# MATERIAL FOR THIS TASK

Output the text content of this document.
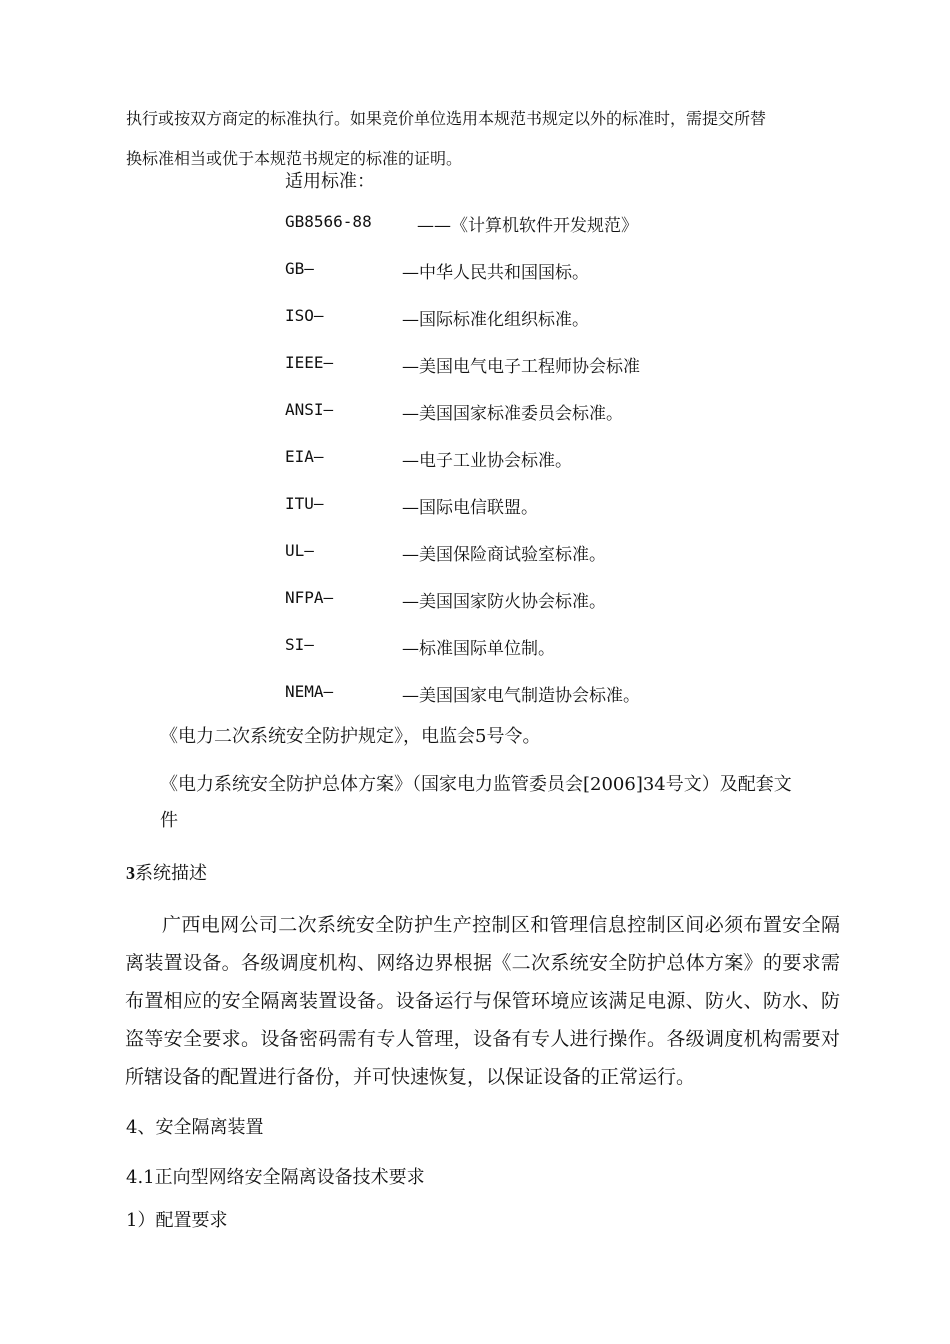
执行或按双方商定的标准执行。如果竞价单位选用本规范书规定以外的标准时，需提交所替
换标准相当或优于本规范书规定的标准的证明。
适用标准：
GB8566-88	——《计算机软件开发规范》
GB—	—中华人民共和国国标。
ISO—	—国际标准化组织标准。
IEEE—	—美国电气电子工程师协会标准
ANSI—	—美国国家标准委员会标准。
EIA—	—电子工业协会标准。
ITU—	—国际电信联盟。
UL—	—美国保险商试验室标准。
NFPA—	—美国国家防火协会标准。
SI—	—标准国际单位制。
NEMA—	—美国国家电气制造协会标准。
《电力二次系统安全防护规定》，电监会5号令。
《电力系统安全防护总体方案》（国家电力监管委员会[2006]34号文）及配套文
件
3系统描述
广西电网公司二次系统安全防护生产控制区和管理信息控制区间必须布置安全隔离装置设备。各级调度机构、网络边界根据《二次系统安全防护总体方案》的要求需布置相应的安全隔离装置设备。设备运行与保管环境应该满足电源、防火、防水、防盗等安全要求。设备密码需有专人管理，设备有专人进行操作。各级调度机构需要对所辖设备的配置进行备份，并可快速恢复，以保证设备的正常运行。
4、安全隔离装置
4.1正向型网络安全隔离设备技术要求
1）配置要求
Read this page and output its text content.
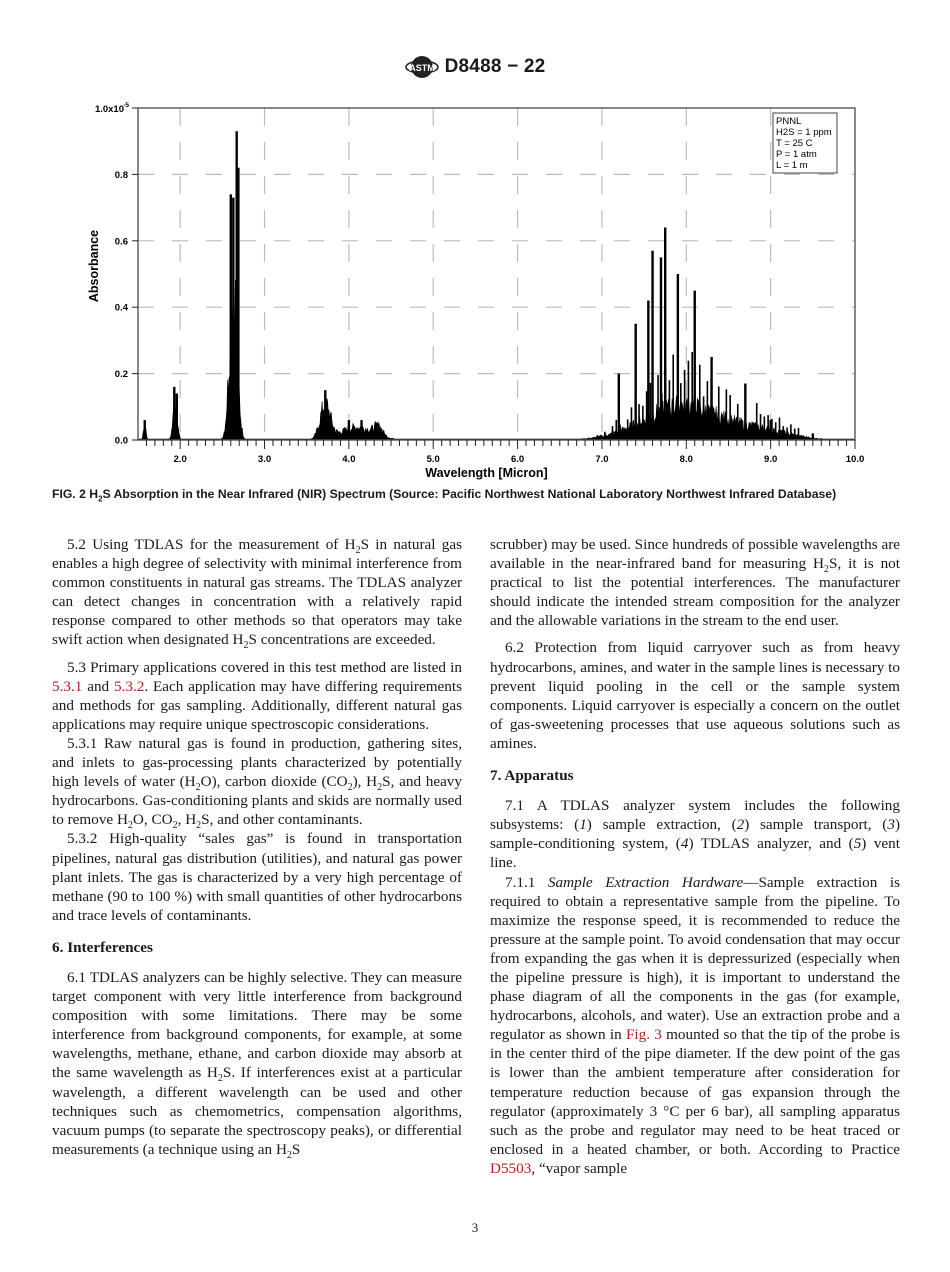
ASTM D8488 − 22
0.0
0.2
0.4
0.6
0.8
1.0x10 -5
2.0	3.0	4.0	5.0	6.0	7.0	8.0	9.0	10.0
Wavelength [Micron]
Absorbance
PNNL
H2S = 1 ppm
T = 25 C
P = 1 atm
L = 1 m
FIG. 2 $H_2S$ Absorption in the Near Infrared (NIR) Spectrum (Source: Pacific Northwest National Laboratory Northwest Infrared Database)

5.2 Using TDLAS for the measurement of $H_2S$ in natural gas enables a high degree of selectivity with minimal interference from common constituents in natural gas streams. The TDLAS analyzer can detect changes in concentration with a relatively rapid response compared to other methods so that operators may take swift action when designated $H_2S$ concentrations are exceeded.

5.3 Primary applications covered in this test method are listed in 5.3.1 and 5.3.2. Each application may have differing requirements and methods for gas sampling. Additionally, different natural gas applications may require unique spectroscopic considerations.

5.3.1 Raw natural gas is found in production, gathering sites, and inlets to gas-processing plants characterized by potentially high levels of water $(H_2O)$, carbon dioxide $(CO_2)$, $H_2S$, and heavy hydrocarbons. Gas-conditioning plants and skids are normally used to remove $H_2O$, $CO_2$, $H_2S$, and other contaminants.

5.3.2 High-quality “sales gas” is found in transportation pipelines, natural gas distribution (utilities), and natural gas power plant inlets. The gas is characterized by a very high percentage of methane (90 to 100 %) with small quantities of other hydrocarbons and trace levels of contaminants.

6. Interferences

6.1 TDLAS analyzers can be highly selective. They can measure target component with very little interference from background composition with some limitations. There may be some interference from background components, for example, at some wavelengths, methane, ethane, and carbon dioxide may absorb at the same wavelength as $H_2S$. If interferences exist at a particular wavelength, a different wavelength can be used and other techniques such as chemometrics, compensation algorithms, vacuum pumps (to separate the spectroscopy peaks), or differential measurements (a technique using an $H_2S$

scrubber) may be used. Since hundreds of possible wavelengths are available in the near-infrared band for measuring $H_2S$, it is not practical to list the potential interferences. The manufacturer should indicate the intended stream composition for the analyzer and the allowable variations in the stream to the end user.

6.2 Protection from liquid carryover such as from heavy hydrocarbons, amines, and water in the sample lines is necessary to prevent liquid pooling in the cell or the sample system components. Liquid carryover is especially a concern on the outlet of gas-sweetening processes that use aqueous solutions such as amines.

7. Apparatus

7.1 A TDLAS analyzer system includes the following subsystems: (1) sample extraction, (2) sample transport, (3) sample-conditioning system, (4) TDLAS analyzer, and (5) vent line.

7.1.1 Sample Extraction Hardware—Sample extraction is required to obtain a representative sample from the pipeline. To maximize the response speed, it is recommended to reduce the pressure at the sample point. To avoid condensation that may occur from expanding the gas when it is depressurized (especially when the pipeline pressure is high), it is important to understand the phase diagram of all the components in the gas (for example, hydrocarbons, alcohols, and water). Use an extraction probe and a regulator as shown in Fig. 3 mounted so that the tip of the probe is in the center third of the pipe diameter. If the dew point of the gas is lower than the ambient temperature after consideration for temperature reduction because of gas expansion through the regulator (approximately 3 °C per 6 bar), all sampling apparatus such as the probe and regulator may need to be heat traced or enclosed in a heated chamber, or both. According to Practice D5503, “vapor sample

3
---
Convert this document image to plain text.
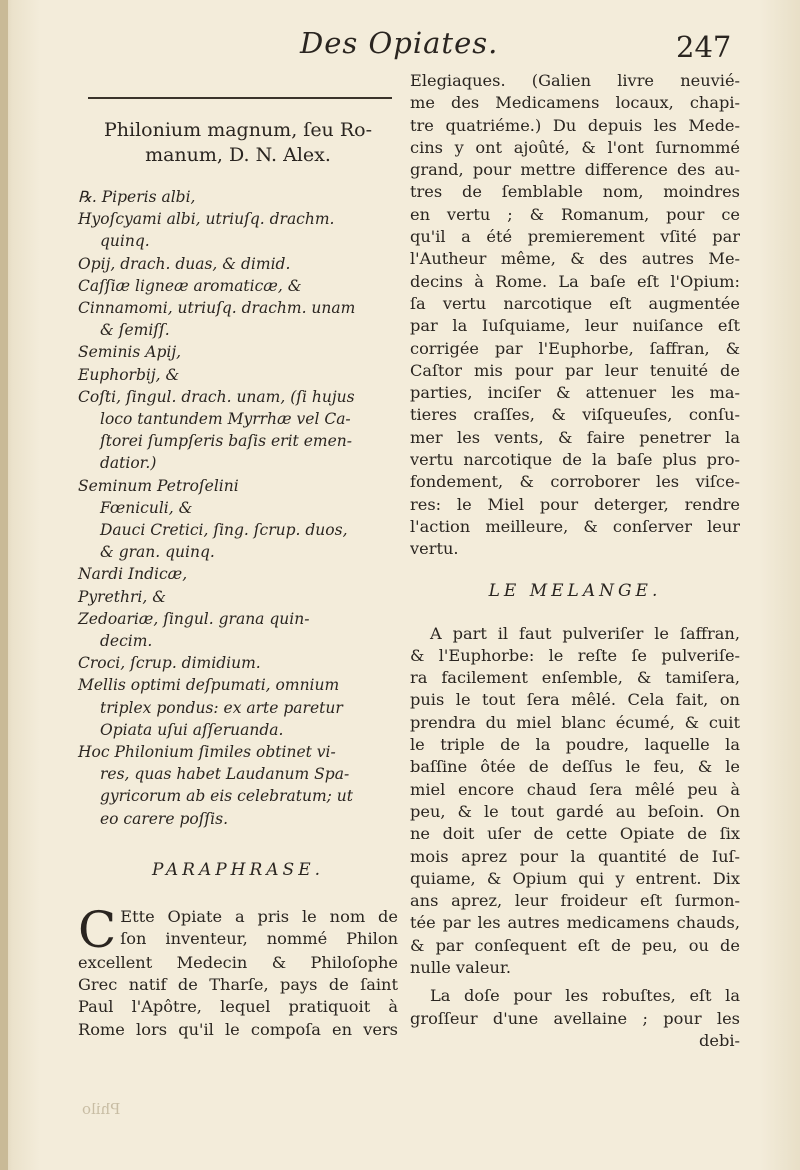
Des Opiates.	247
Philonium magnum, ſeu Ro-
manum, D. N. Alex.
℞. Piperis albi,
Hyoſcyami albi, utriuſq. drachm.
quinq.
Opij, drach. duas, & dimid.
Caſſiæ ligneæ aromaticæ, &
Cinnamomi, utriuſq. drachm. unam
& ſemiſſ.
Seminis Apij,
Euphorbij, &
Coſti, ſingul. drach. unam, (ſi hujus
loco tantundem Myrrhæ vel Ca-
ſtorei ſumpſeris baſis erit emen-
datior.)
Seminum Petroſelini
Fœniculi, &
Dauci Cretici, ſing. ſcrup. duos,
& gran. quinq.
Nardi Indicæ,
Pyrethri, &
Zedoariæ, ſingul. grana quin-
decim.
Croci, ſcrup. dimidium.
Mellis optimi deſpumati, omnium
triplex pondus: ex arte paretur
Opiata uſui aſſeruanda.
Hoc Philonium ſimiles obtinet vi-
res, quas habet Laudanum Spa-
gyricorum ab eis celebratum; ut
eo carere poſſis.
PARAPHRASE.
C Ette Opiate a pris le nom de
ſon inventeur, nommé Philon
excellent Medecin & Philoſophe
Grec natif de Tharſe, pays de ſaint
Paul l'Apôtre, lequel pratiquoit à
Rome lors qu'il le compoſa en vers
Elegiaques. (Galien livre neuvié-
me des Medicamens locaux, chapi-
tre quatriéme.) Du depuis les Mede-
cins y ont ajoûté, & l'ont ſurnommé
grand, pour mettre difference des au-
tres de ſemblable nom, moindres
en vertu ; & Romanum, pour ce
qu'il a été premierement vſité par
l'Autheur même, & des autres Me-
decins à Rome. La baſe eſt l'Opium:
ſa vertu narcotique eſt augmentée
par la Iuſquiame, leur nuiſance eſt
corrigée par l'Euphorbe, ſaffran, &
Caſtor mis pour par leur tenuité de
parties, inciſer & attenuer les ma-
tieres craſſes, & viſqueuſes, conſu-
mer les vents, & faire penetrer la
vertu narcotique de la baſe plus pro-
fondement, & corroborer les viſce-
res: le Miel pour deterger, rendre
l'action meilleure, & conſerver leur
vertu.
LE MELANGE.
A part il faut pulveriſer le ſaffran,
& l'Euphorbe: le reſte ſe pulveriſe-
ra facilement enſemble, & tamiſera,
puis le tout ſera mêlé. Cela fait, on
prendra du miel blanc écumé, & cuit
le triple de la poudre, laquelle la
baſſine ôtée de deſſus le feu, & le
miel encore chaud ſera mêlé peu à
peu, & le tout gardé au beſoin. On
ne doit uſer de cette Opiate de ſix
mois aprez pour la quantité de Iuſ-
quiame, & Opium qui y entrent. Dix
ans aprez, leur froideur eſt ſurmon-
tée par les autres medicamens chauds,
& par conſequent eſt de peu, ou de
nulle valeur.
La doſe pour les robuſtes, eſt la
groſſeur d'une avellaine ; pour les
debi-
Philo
==
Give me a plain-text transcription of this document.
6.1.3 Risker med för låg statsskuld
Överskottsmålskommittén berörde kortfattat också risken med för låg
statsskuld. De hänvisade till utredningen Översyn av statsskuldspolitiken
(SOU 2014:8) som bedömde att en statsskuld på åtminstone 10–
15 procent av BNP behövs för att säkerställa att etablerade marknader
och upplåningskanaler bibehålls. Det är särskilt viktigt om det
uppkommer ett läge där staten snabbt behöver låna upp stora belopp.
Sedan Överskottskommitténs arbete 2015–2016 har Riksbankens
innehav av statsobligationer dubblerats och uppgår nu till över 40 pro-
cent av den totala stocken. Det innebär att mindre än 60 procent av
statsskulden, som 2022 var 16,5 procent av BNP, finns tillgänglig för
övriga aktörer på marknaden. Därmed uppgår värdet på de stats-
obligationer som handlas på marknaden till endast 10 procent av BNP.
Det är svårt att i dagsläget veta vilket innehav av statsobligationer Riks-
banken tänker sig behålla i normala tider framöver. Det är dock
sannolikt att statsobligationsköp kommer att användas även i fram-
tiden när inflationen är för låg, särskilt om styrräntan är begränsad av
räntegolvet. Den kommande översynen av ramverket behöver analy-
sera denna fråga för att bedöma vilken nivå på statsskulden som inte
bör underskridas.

# TASK DESCRIPTION
Figure out how many lines above include the string "conditioning", then report that number and nothing else.

# SOLUTION TO THE PROBLEM
2